BEGIN INFORMATION GIVEN
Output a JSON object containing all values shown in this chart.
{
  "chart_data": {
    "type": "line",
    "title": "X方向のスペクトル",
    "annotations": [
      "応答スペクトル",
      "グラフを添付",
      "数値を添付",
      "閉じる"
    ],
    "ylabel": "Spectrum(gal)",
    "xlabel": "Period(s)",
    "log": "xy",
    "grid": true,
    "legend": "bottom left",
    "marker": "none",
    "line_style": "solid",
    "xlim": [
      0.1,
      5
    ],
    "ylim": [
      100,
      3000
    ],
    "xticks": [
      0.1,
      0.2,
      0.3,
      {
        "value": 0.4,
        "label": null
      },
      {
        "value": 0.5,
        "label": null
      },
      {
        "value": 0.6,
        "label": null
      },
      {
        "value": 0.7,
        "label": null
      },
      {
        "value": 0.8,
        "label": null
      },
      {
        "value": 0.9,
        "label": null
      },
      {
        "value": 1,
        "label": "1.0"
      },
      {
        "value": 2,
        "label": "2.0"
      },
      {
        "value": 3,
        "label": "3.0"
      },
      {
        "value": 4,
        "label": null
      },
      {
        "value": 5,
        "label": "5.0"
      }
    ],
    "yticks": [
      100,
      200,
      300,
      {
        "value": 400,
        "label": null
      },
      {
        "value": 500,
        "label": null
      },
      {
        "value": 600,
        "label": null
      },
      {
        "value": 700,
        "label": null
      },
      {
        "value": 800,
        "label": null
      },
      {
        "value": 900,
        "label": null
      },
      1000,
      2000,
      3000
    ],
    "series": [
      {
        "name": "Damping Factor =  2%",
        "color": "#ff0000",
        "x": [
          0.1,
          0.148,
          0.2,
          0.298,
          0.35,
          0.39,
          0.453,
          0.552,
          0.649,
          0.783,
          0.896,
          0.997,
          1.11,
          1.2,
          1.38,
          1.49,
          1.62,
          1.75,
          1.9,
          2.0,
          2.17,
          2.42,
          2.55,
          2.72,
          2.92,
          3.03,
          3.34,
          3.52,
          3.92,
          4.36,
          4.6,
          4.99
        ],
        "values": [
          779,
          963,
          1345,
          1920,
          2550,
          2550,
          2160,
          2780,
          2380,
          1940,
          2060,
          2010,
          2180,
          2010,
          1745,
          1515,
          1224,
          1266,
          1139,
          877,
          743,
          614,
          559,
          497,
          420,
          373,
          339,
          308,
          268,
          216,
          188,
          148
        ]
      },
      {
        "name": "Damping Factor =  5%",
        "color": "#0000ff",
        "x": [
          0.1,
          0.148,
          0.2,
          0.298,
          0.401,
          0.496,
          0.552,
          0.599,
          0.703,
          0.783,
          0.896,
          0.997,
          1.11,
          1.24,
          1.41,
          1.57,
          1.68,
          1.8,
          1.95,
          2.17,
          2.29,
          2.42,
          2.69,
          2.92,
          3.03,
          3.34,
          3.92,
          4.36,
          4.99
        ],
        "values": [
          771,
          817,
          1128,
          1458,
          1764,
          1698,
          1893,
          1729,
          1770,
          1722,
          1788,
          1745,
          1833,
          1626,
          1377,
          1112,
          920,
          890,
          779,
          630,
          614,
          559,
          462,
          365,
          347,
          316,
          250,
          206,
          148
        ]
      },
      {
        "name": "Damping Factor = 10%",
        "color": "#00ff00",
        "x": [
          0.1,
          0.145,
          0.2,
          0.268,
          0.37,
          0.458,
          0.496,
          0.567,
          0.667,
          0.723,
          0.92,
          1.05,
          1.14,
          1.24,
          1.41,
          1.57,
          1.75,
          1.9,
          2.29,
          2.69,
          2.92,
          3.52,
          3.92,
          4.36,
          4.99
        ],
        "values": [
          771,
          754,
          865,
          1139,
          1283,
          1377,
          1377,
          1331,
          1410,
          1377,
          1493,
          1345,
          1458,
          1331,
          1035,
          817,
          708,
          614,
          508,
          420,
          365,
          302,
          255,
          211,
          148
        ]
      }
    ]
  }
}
END INFORMATION GIVEN
WRITTEN EXERCISE.
The records above must be repeated exactly, every one of them.

EXERCISE ANSWER.
Output a JSON object containing all values shown in this chart.
{
  "chart_data": {
    "type": "line",
    "title": "X方向のスペクトル",
    "annotations": [
      "応答スペクトル",
      "グラフを添付",
      "数値を添付",
      "閉じる"
    ],
    "ylabel": "Spectrum(gal)",
    "xlabel": "Period(s)",
    "log": "xy",
    "grid": true,
    "legend": "bottom left",
    "marker": "none",
    "line_style": "solid",
    "xlim": [
      0.1,
      5
    ],
    "ylim": [
      100,
      3000
    ],
    "xticks": [
      0.1,
      0.2,
      0.3,
      {
        "value": 0.4,
        "label": null
      },
      {
        "value": 0.5,
        "label": null
      },
      {
        "value": 0.6,
        "label": null
      },
      {
        "value": 0.7,
        "label": null
      },
      {
        "value": 0.8,
        "label": null
      },
      {
        "value": 0.9,
        "label": null
      },
      {
        "value": 1,
        "label": "1.0"
      },
      {
        "value": 2,
        "label": "2.0"
      },
      {
        "value": 3,
        "label": "3.0"
      },
      {
        "value": 4,
        "label": null
      },
      {
        "value": 5,
        "label": "5.0"
      }
    ],
    "yticks": [
      100,
      200,
      300,
      {
        "value": 400,
        "label": null
      },
      {
        "value": 500,
        "label": null
      },
      {
        "value": 600,
        "label": null
      },
      {
        "value": 700,
        "label": null
      },
      {
        "value": 800,
        "label": null
      },
      {
        "value": 900,
        "label": null
      },
      1000,
      2000,
      3000
    ],
    "series": [
      {
        "name": "Damping Factor =  2%",
        "color": "#ff0000",
        "x": [
          0.1,
          0.148,
          0.2,
          0.298,
          0.35,
          0.39,
          0.453,
          0.552,
          0.649,
          0.783,
          0.896,
          0.997,
          1.11,
          1.2,
          1.38,
          1.49,
          1.62,
          1.75,
          1.9,
          2.0,
          2.17,
          2.42,
          2.55,
          2.72,
          2.92,
          3.03,
          3.34,
          3.52,
          3.92,
          4.36,
          4.6,
          4.99
        ],
        "values": [
          779,
          963,
          1345,
          1920,
          2550,
          2550,
          2160,
          2780,
          2380,
          1940,
          2060,
          2010,
          2180,
          2010,
          1745,
          1515,
          1224,
          1266,
          1139,
          877,
          743,
          614,
          559,
          497,
          420,
          373,
          339,
          308,
          268,
          216,
          188,
          148
        ]
      },
      {
        "name": "Damping Factor =  5%",
        "color": "#0000ff",
        "x": [
          0.1,
          0.148,
          0.2,
          0.298,
          0.401,
          0.496,
          0.552,
          0.599,
          0.703,
          0.783,
          0.896,
          0.997,
          1.11,
          1.24,
          1.41,
          1.57,
          1.68,
          1.8,
          1.95,
          2.17,
          2.29,
          2.42,
          2.69,
          2.92,
          3.03,
          3.34,
          3.92,
          4.36,
          4.99
        ],
        "values": [
          771,
          817,
          1128,
          1458,
          1764,
          1698,
          1893,
          1729,
          1770,
          1722,
          1788,
          1745,
          1833,
          1626,
          1377,
          1112,
          920,
          890,
          779,
          630,
          614,
          559,
          462,
          365,
          347,
          316,
          250,
          206,
          148
        ]
      },
      {
        "name": "Damping Factor = 10%",
        "color": "#00ff00",
        "x": [
          0.1,
          0.145,
          0.2,
          0.268,
          0.37,
          0.458,
          0.496,
          0.567,
          0.667,
          0.723,
          0.92,
          1.05,
          1.14,
          1.24,
          1.41,
          1.57,
          1.75,
          1.9,
          2.29,
          2.69,
          2.92,
          3.52,
          3.92,
          4.36,
          4.99
        ],
        "values": [
          771,
          754,
          865,
          1139,
          1283,
          1377,
          1377,
          1331,
          1410,
          1377,
          1493,
          1345,
          1458,
          1331,
          1035,
          817,
          708,
          614,
          508,
          420,
          365,
          302,
          255,
          211,
          148
        ]
      }
    ]
  }
}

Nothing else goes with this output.